-- START OF Document text --

HIPs (Home Information Packs) suspended with immediate effect, EPC’s to stay

HIPs: Another failed Government scheme, that made some money for them but also upset the property market for introducing too much red tape. They are now “removing unnecessary regulation” and having it replaced with a bunch of other EPC rules, which seems like yet more ‘unnecessary regulation’!

It doesn’t matter who’s at 10 Downing Street, you will still have to keep up with unecessary rules and regs to justify keeping paper pushers in work.  Read the report below.

Bobby Gill


“HIPs are history: Pickles suspends Home Information Packs with immediate effect

Published: 20 May 2010

In an important step at a point of fragile recovery in the housing market, Communities Secretary Eric Pickles and Housing Minister Grant Shapps today announced that with immediate effect, they are suspending the requirement for homeowners to provide a Home Information Pack (HIP) when selling their homes.

Mr Pickles today laid an Order suspending HIPs with immediate effect, pending primary legislation for a permanent abolition. The Secretary of State has taken this swift action in order to avoid uncertainty and prevent a slump in an already fragile housing market. Today’s announcement sends a clear message of encouragement to people thinking of selling their home that they can put it on the market with less cost and hassle.

HIPs are currently holding back the housing market because sellers are having to fork-out extra cash, sometimes hundreds of pounds, just to be able to put their home up for sale. Suspending HIPs will reduce the cost of selling a home, remove a layer of regulation from the process and provide a welcome help to the housing market during the recovery. It will also mean a saving for consumers to the tune of £870m over ten years, giving sellers more money in their pocket to spend in the wider economy.

-- END OF Document text --

[Brief A] In the rows from the first line through the line holding "0, 562, 1659]", inclusive, rename "chevron-left-icon" to "arrow-left-icon" and give those lines back with everything else unchanged.
The rows that follow the text have no connection to it.

-- START OF Records for this task --

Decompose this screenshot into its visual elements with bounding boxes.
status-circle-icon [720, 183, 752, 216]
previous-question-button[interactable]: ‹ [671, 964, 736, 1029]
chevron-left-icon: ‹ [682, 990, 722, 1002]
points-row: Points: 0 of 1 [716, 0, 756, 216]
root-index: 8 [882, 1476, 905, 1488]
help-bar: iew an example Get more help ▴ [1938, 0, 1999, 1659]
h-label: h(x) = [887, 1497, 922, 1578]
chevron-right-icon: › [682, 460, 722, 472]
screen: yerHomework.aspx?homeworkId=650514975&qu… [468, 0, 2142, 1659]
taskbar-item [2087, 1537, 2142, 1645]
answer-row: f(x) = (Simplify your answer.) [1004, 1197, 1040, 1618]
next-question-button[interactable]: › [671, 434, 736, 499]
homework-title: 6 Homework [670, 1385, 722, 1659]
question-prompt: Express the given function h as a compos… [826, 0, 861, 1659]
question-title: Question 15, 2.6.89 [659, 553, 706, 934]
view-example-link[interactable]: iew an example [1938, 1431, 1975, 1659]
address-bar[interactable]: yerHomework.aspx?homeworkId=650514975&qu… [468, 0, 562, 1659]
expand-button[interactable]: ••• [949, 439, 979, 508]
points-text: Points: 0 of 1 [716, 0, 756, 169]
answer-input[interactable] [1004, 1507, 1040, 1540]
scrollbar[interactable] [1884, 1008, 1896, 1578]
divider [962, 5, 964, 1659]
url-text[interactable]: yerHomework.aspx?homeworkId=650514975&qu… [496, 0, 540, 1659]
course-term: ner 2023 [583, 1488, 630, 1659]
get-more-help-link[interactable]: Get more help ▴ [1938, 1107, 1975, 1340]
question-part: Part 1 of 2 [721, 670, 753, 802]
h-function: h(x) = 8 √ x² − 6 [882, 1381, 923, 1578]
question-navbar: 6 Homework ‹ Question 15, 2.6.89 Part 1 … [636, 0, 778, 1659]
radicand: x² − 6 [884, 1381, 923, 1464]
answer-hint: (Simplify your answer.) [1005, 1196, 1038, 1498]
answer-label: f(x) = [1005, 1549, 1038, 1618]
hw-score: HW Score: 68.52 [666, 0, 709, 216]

-- END OF Records for this task --

[Brief B] Continue the article on suspending Home Information Packs from its last sentence.

[Output A]
Decompose this screenshot into its visual elements with bounding boxes.
status-circle-icon [720, 183, 752, 216]
previous-question-button[interactable]: ‹ [671, 964, 736, 1029]
arrow-left-icon: ‹ [682, 990, 722, 1002]
points-row: Points: 0 of 1 [716, 0, 756, 216]
root-index: 8 [882, 1476, 905, 1488]
help-bar: iew an example Get more help ▴ [1938, 0, 1999, 1659]
h-label: h(x) = [887, 1497, 922, 1578]
chevron-right-icon: › [682, 460, 722, 472]
screen: yerHomework.aspx?homeworkId=650514975&qu… [468, 0, 2142, 1659]
taskbar-item [2087, 1537, 2142, 1645]
answer-row: f(x) = (Simplify your answer.) [1004, 1197, 1040, 1618]
next-question-button[interactable]: › [671, 434, 736, 499]
homework-title: 6 Homework [670, 1385, 722, 1659]
question-prompt: Express the given function h as a compos… [826, 0, 861, 1659]
question-title: Question 15, 2.6.89 [659, 553, 706, 934]
view-example-link[interactable]: iew an example [1938, 1431, 1975, 1659]
address-bar[interactable]: yerHomework.aspx?homeworkId=650514975&qu… [468, 0, 562, 1659]

[Output B]
Mr Pickles and Mr Shapps also said that the Government is determined to help people reduce their energy bills, improve our energy security and tackle climate change by increasing the energy efficiency of their homes. Sellers will therefore still be required to commission, but won’t need to have received, an EPC before marketing their property, and the Government will consider how the EPC can play its part in the new drive for a low carbon and eco-friendly economy.

Eric Pickles said:

“The expensive and unnecessary Home Information Pack has increased the cost and hassle of selling homes and is stifling a fragile housing market.

“That’s why I am taking emergency action to suspend the HIP, bringing down the cost of selling a home and removing unnecessary regulation from the home buying process.

“This swift and decisive action will send a strong message to the fragile housing market and prevent uncertainty for both home sellers and buyers.

“HIPs are history. This action will encourage sellers back into the market, and help the market as a whole and the economy recover.”

Today’s move is part of delivering a key manifesto comment made by both parties in the new coalition Government. It will mean that sellers will no longer be told they have to buy a HIP before putting their home on the market, but they will now have the choice to provide one if they want to.

Housing Minister Grant Shapps said:

“This is a great example of how this new Government is getting straight down to work by cutting away pointless red-tape that is strangling the market. Rather than shelling out hundreds of pounds for nothing in return we’re stripping away bureaucracy and letting home owners sell their properties.

“But we’re also showing our commitment to a greener housing market by keeping Energy Performance Certificates and making them more relevant in helping buyers make informed decisions on the energy costs of their new home.”

Notes to editors

1. Photos and video footage of the announcement will be available at: www.communities.gov.uk/newsroom/

2. Home Information Packs (HIPs) put sellers of residential properties in England and Wales under a duty to provide a pack of standard information to potential buyers when marketing the property for sale.

3. The duty was introduced in three phases, depending on the size of the property, starting in August 2007 and ending in December 2007.

4. The duties relating to HIPs are set out in Part 5 of the Housing Act (sections 155 to 159). The Government has decided to suspend the HIP duties with immediate effect pending their outright abolition at the earliest opportunity.

5. The effect of this is to provide that sellers and estate agents are no longer required to have or to provide copies of HIPs with effect from 21 May 2010.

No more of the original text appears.